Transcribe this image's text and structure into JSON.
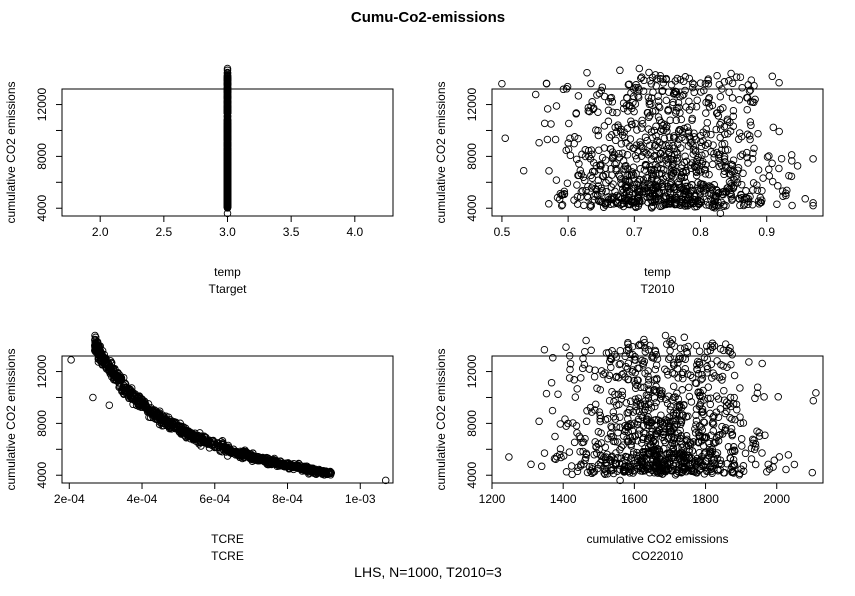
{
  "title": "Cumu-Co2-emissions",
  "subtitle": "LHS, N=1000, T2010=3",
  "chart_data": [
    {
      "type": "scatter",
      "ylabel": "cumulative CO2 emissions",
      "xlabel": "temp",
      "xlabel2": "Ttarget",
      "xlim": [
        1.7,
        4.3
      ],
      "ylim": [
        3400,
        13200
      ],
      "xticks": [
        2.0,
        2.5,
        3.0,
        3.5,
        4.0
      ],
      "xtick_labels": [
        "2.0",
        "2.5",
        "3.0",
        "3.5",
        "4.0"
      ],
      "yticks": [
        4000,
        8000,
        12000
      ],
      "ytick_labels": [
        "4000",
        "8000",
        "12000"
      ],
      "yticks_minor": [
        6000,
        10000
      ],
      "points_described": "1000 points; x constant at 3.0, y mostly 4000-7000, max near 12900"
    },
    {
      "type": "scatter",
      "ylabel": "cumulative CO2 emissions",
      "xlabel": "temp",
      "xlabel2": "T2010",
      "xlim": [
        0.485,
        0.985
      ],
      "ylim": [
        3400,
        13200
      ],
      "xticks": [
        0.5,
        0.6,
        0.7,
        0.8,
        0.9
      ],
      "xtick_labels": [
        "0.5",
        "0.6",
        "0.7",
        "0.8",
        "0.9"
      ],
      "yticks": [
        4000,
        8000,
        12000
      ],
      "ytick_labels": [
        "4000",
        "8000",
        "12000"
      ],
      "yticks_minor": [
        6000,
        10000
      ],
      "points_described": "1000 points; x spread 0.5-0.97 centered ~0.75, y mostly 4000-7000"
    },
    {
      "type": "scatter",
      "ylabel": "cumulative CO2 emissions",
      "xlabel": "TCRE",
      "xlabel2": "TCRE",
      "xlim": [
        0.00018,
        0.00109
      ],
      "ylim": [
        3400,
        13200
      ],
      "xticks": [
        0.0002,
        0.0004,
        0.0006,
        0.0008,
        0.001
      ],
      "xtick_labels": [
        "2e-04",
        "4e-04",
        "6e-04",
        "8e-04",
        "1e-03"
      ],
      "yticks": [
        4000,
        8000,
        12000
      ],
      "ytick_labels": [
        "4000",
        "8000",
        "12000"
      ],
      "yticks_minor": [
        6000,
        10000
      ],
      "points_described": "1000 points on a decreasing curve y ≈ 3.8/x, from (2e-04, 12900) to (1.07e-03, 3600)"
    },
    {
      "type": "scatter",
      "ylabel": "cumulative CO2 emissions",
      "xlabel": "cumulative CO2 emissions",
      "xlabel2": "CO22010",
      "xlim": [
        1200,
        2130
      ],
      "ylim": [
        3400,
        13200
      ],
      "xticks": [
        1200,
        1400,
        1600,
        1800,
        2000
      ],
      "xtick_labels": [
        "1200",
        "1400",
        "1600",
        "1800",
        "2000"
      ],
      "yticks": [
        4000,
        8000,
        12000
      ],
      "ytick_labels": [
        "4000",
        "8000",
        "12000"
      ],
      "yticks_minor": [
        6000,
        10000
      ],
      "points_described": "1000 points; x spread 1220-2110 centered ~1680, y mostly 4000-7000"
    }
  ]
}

--- REQUEST ---
With the pictures omitted, reproduce the records in full and exactly.

--- FINISHED TASK ---
Transcribe this image's text and structure into JSON.
{
  "title": "Cumu-Co2-emissions",
  "subtitle": "LHS, N=1000, T2010=3",
  "chart_data": [
    {
      "type": "scatter",
      "ylabel": "cumulative CO2 emissions",
      "xlabel": "temp",
      "xlabel2": "Ttarget",
      "xlim": [
        1.7,
        4.3
      ],
      "ylim": [
        3400,
        13200
      ],
      "xticks": [
        2.0,
        2.5,
        3.0,
        3.5,
        4.0
      ],
      "xtick_labels": [
        "2.0",
        "2.5",
        "3.0",
        "3.5",
        "4.0"
      ],
      "yticks": [
        4000,
        8000,
        12000
      ],
      "ytick_labels": [
        "4000",
        "8000",
        "12000"
      ],
      "yticks_minor": [
        6000,
        10000
      ],
      "points_described": "1000 points; x constant at 3.0, y mostly 4000-7000, max near 12900"
    },
    {
      "type": "scatter",
      "ylabel": "cumulative CO2 emissions",
      "xlabel": "temp",
      "xlabel2": "T2010",
      "xlim": [
        0.485,
        0.985
      ],
      "ylim": [
        3400,
        13200
      ],
      "xticks": [
        0.5,
        0.6,
        0.7,
        0.8,
        0.9
      ],
      "xtick_labels": [
        "0.5",
        "0.6",
        "0.7",
        "0.8",
        "0.9"
      ],
      "yticks": [
        4000,
        8000,
        12000
      ],
      "ytick_labels": [
        "4000",
        "8000",
        "12000"
      ],
      "yticks_minor": [
        6000,
        10000
      ],
      "points_described": "1000 points; x spread 0.5-0.97 centered ~0.75, y mostly 4000-7000"
    },
    {
      "type": "scatter",
      "ylabel": "cumulative CO2 emissions",
      "xlabel": "TCRE",
      "xlabel2": "TCRE",
      "xlim": [
        0.00018,
        0.00109
      ],
      "ylim": [
        3400,
        13200
      ],
      "xticks": [
        0.0002,
        0.0004,
        0.0006,
        0.0008,
        0.001
      ],
      "xtick_labels": [
        "2e-04",
        "4e-04",
        "6e-04",
        "8e-04",
        "1e-03"
      ],
      "yticks": [
        4000,
        8000,
        12000
      ],
      "ytick_labels": [
        "4000",
        "8000",
        "12000"
      ],
      "yticks_minor": [
        6000,
        10000
      ],
      "points_described": "1000 points on a decreasing curve y ≈ 3.8/x, from (2e-04, 12900) to (1.07e-03, 3600)"
    },
    {
      "type": "scatter",
      "ylabel": "cumulative CO2 emissions",
      "xlabel": "cumulative CO2 emissions",
      "xlabel2": "CO22010",
      "xlim": [
        1200,
        2130
      ],
      "ylim": [
        3400,
        13200
      ],
      "xticks": [
        1200,
        1400,
        1600,
        1800,
        2000
      ],
      "xtick_labels": [
        "1200",
        "1400",
        "1600",
        "1800",
        "2000"
      ],
      "yticks": [
        4000,
        8000,
        12000
      ],
      "ytick_labels": [
        "4000",
        "8000",
        "12000"
      ],
      "yticks_minor": [
        6000,
        10000
      ],
      "points_described": "1000 points; x spread 1220-2110 centered ~1680, y mostly 4000-7000"
    }
  ]
}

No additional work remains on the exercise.